**The task:** Copy every line of the listing below verbatim.

**Extracted material:**
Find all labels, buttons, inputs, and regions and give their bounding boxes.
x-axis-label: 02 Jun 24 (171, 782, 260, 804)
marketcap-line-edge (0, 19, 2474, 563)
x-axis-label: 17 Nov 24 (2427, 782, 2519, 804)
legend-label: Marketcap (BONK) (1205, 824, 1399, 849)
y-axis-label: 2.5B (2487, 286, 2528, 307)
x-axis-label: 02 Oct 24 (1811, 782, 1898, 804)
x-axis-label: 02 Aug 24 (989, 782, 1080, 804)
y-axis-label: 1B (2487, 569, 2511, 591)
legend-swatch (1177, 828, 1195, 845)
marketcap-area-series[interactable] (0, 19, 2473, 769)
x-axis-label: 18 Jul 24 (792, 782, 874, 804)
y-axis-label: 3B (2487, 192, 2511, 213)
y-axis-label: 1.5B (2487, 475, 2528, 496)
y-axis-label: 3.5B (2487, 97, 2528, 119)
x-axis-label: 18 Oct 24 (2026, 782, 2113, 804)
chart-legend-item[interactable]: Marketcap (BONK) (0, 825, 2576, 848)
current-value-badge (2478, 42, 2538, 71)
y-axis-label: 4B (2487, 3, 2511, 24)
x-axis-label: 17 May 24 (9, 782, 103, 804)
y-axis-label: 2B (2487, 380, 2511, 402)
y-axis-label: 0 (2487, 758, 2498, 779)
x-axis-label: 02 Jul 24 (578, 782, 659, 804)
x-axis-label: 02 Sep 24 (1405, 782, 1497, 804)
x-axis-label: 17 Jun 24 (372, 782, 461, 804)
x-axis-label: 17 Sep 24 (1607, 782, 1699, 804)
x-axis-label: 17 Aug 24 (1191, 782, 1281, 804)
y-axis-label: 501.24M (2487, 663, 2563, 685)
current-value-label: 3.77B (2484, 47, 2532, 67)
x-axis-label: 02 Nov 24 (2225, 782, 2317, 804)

**Right answer:**
Find all labels, buttons, inputs, and regions and give their bounding boxes.
x-axis-label: 02 Jun 24 (171, 782, 260, 804)
marketcap-line-edge (0, 19, 2474, 563)
x-axis-label: 17 Nov 24 (2427, 782, 2519, 804)
legend-label: Marketcap (BONK) (1205, 824, 1399, 849)
y-axis-label: 2.5B (2487, 286, 2528, 307)
x-axis-label: 02 Oct 24 (1811, 782, 1898, 804)
x-axis-label: 02 Aug 24 (989, 782, 1080, 804)
y-axis-label: 1B (2487, 569, 2511, 591)
legend-swatch (1177, 828, 1195, 845)
marketcap-area-series[interactable] (0, 19, 2473, 769)
x-axis-label: 18 Jul 24 (792, 782, 874, 804)
y-axis-label: 3B (2487, 192, 2511, 213)
y-axis-label: 1.5B (2487, 475, 2528, 496)
y-axis-label: 3.5B (2487, 97, 2528, 119)
x-axis-label: 18 Oct 24 (2026, 782, 2113, 804)
chart-legend-item[interactable]: Marketcap (BONK) (0, 825, 2576, 848)
current-value-badge (2478, 42, 2538, 71)
y-axis-label: 4B (2487, 3, 2511, 24)
x-axis-label: 17 May 24 (9, 782, 103, 804)
y-axis-label: 2B (2487, 380, 2511, 402)
y-axis-label: 0 (2487, 758, 2498, 779)
x-axis-label: 02 Jul 24 (578, 782, 659, 804)
x-axis-label: 02 Sep 24 (1405, 782, 1497, 804)
x-axis-label: 17 Jun 24 (372, 782, 461, 804)
x-axis-label: 17 Sep 24 (1607, 782, 1699, 804)
x-axis-label: 17 Aug 24 (1191, 782, 1281, 804)
y-axis-label: 501.24M (2487, 663, 2563, 685)
current-value-label: 3.77B (2484, 47, 2532, 67)
x-axis-label: 02 Nov 24 (2225, 782, 2317, 804)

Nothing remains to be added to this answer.